### Given instruction
Of the lines in these entries, how many contain the string "Mississippi"? Give the number and nothing else.

— START OF Record extracts —

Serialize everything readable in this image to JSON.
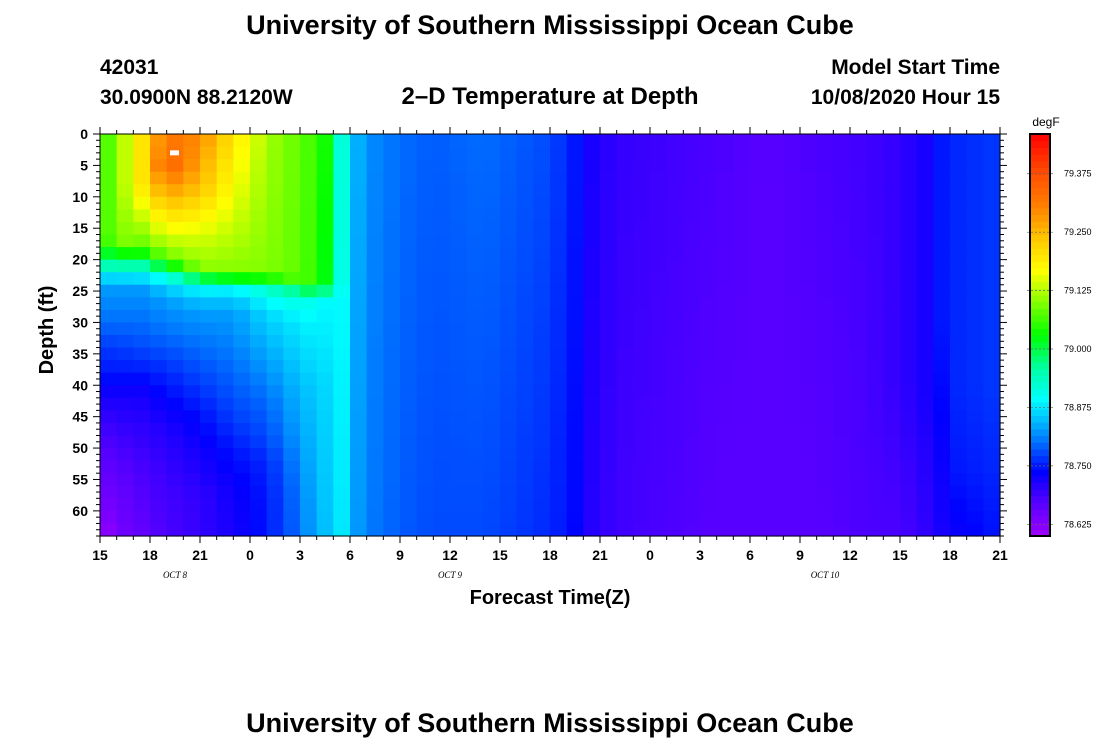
{
  "header": {
    "title": "University of Southern Mississippi Ocean Cube",
    "station_id": "42031",
    "location": "30.0900N 88.2120W",
    "subtitle": "2–D Temperature at Depth",
    "start_label": "Model Start Time",
    "start_value": "10/08/2020 Hour 15"
  },
  "footer": {
    "title": "University of Southern Mississippi Ocean Cube"
  },
  "chart_data": {
    "type": "heatmap",
    "title": "2–D Temperature at Depth",
    "xlabel": "Forecast Time(Z)",
    "ylabel": "Depth (ft)",
    "x_tick_labels": [
      "15",
      "18",
      "21",
      "0",
      "3",
      "6",
      "9",
      "12",
      "15",
      "18",
      "21",
      "0",
      "3",
      "6",
      "9",
      "12",
      "15",
      "18",
      "21"
    ],
    "x_hours": [
      0,
      3,
      6,
      9,
      12,
      15,
      18,
      21,
      24,
      27,
      30,
      33,
      36,
      39,
      42,
      45,
      48,
      51,
      54
    ],
    "x_range_hours": [
      0,
      54
    ],
    "day_labels": [
      {
        "text": "OCT 8",
        "hour": 4.5
      },
      {
        "text": "OCT 9",
        "hour": 21
      },
      {
        "text": "OCT 10",
        "hour": 43.5
      }
    ],
    "y_tick_labels": [
      "0",
      "5",
      "10",
      "15",
      "20",
      "25",
      "30",
      "35",
      "40",
      "45",
      "50",
      "55",
      "60"
    ],
    "y_ticks": [
      0,
      5,
      10,
      15,
      20,
      25,
      30,
      35,
      40,
      45,
      50,
      55,
      60
    ],
    "ylim": [
      0,
      64
    ],
    "y_inverted": true,
    "colorbar": {
      "unit": "degF",
      "min": 78.6,
      "max": 79.46,
      "tick_labels": [
        "79.375",
        "79.250",
        "79.125",
        "79.000",
        "78.875",
        "78.750",
        "78.625"
      ],
      "ticks": [
        79.375,
        79.25,
        79.125,
        79.0,
        78.875,
        78.75,
        78.625
      ]
    },
    "grid": false,
    "legend": "colorbar right",
    "depths_ft": [
      0,
      2,
      4,
      6,
      8,
      10,
      12,
      14,
      16,
      18,
      20,
      22,
      24,
      26,
      28,
      30,
      32,
      34,
      36,
      38,
      40,
      42,
      44,
      46,
      48,
      50,
      52,
      54,
      56,
      58,
      60,
      62,
      64
    ],
    "time_hours": [
      0,
      1,
      2,
      3,
      4,
      5,
      6,
      7,
      8,
      9,
      10,
      11,
      12,
      13,
      14,
      15,
      16,
      17,
      18,
      19,
      20,
      21,
      22,
      23,
      24,
      25,
      26,
      27,
      28,
      29,
      30,
      31,
      32,
      33,
      34,
      35,
      36,
      37,
      38,
      39,
      40,
      41,
      42,
      43,
      44,
      45,
      46,
      47,
      48,
      49,
      50,
      51,
      52,
      53,
      54
    ],
    "profiles": [
      {
        "hour": 0,
        "points": [
          [
            0,
            79.05
          ],
          [
            16,
            79.05
          ],
          [
            20,
            78.98
          ],
          [
            22,
            78.9
          ],
          [
            24,
            78.83
          ],
          [
            30,
            78.8
          ],
          [
            34,
            78.77
          ],
          [
            38,
            78.75
          ],
          [
            42,
            78.72
          ],
          [
            46,
            78.69
          ],
          [
            50,
            78.67
          ],
          [
            56,
            78.65
          ],
          [
            60,
            78.63
          ],
          [
            64,
            78.6
          ]
        ]
      },
      {
        "hour": 1,
        "points": [
          [
            0,
            79.1
          ],
          [
            17,
            79.1
          ],
          [
            20,
            79.0
          ],
          [
            22,
            78.9
          ],
          [
            24,
            78.83
          ],
          [
            30,
            78.8
          ],
          [
            34,
            78.77
          ],
          [
            38,
            78.75
          ],
          [
            42,
            78.72
          ],
          [
            46,
            78.7
          ],
          [
            50,
            78.68
          ],
          [
            56,
            78.66
          ],
          [
            60,
            78.65
          ],
          [
            64,
            78.64
          ]
        ]
      },
      {
        "hour": 2.5,
        "points": [
          [
            0,
            79.2
          ],
          [
            8,
            79.2
          ],
          [
            18,
            79.08
          ],
          [
            21,
            78.95
          ],
          [
            24,
            78.83
          ],
          [
            30,
            78.8
          ],
          [
            34,
            78.78
          ],
          [
            38,
            78.75
          ],
          [
            42,
            78.72
          ],
          [
            48,
            78.7
          ],
          [
            54,
            78.68
          ],
          [
            64,
            78.66
          ]
        ]
      },
      {
        "hour": 4,
        "points": [
          [
            0,
            79.32
          ],
          [
            5,
            79.35
          ],
          [
            12,
            79.22
          ],
          [
            20,
            79.08
          ],
          [
            23,
            78.9
          ],
          [
            26,
            78.83
          ],
          [
            32,
            78.8
          ],
          [
            38,
            78.76
          ],
          [
            42,
            78.74
          ],
          [
            48,
            78.71
          ],
          [
            56,
            78.69
          ],
          [
            64,
            78.68
          ]
        ]
      },
      {
        "hour": 6,
        "points": [
          [
            0,
            79.3
          ],
          [
            8,
            79.25
          ],
          [
            16,
            79.15
          ],
          [
            22,
            79.1
          ],
          [
            24,
            78.9
          ],
          [
            28,
            78.83
          ],
          [
            34,
            78.8
          ],
          [
            40,
            78.77
          ],
          [
            46,
            78.74
          ],
          [
            52,
            78.72
          ],
          [
            58,
            78.7
          ],
          [
            64,
            78.7
          ]
        ]
      },
      {
        "hour": 8,
        "points": [
          [
            0,
            79.2
          ],
          [
            12,
            79.15
          ],
          [
            22,
            79.1
          ],
          [
            25,
            78.88
          ],
          [
            28,
            78.83
          ],
          [
            34,
            78.81
          ],
          [
            40,
            78.79
          ],
          [
            46,
            78.77
          ],
          [
            50,
            78.75
          ],
          [
            56,
            78.73
          ],
          [
            64,
            78.72
          ]
        ]
      },
      {
        "hour": 10,
        "points": [
          [
            0,
            79.12
          ],
          [
            22,
            79.1
          ],
          [
            25,
            78.92
          ],
          [
            28,
            78.87
          ],
          [
            36,
            78.83
          ],
          [
            42,
            78.8
          ],
          [
            48,
            78.78
          ],
          [
            52,
            78.76
          ],
          [
            58,
            78.75
          ],
          [
            64,
            78.75
          ]
        ]
      },
      {
        "hour": 12,
        "points": [
          [
            0,
            79.08
          ],
          [
            23,
            79.08
          ],
          [
            26,
            78.92
          ],
          [
            30,
            78.88
          ],
          [
            40,
            78.85
          ],
          [
            48,
            78.83
          ],
          [
            56,
            78.81
          ],
          [
            64,
            78.8
          ]
        ]
      },
      {
        "hour": 13,
        "points": [
          [
            0,
            79.06
          ],
          [
            24,
            79.05
          ],
          [
            27,
            78.9
          ],
          [
            40,
            78.86
          ],
          [
            64,
            78.84
          ]
        ]
      },
      {
        "hour": 14,
        "points": [
          [
            0,
            79.02
          ],
          [
            23,
            79.0
          ],
          [
            27,
            78.88
          ],
          [
            64,
            78.86
          ]
        ]
      },
      {
        "hour": 14.6,
        "points": [
          [
            0,
            78.9
          ],
          [
            64,
            78.88
          ]
        ]
      },
      {
        "hour": 15,
        "points": [
          [
            0,
            78.86
          ],
          [
            64,
            78.84
          ]
        ]
      },
      {
        "hour": 16,
        "points": [
          [
            0,
            78.82
          ],
          [
            64,
            78.81
          ]
        ]
      },
      {
        "hour": 18,
        "points": [
          [
            0,
            78.8
          ],
          [
            64,
            78.79
          ]
        ]
      },
      {
        "hour": 20,
        "points": [
          [
            0,
            78.79
          ],
          [
            64,
            78.78
          ]
        ]
      },
      {
        "hour": 23,
        "points": [
          [
            0,
            78.8
          ],
          [
            64,
            78.78
          ]
        ]
      },
      {
        "hour": 25,
        "points": [
          [
            0,
            78.79
          ],
          [
            64,
            78.77
          ]
        ]
      },
      {
        "hour": 27,
        "points": [
          [
            0,
            78.78
          ],
          [
            64,
            78.76
          ]
        ]
      },
      {
        "hour": 28.5,
        "points": [
          [
            0,
            78.75
          ],
          [
            64,
            78.74
          ]
        ]
      },
      {
        "hour": 29.5,
        "points": [
          [
            0,
            78.72
          ],
          [
            64,
            78.71
          ]
        ]
      },
      {
        "hour": 31,
        "points": [
          [
            0,
            78.7
          ],
          [
            64,
            78.69
          ]
        ]
      },
      {
        "hour": 34,
        "points": [
          [
            0,
            78.69
          ],
          [
            64,
            78.68
          ]
        ]
      },
      {
        "hour": 37,
        "points": [
          [
            0,
            78.68
          ],
          [
            64,
            78.67
          ]
        ]
      },
      {
        "hour": 40,
        "points": [
          [
            0,
            78.67
          ],
          [
            64,
            78.67
          ]
        ]
      },
      {
        "hour": 43,
        "points": [
          [
            0,
            78.68
          ],
          [
            64,
            78.67
          ]
        ]
      },
      {
        "hour": 46,
        "points": [
          [
            0,
            78.69
          ],
          [
            64,
            78.68
          ]
        ]
      },
      {
        "hour": 48,
        "points": [
          [
            0,
            78.7
          ],
          [
            40,
            78.7
          ],
          [
            64,
            78.68
          ]
        ]
      },
      {
        "hour": 49.5,
        "points": [
          [
            0,
            78.72
          ],
          [
            40,
            78.72
          ],
          [
            64,
            78.7
          ]
        ]
      },
      {
        "hour": 50.5,
        "points": [
          [
            0,
            78.75
          ],
          [
            30,
            78.75
          ],
          [
            64,
            78.72
          ]
        ]
      },
      {
        "hour": 51.5,
        "points": [
          [
            0,
            78.76
          ],
          [
            40,
            78.76
          ],
          [
            54,
            78.75
          ],
          [
            64,
            78.73
          ]
        ]
      },
      {
        "hour": 54,
        "points": [
          [
            0,
            78.77
          ],
          [
            40,
            78.77
          ],
          [
            54,
            78.76
          ],
          [
            64,
            78.75
          ]
        ]
      }
    ]
  }
}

— END OF Record extracts —

### Answer to the problem
2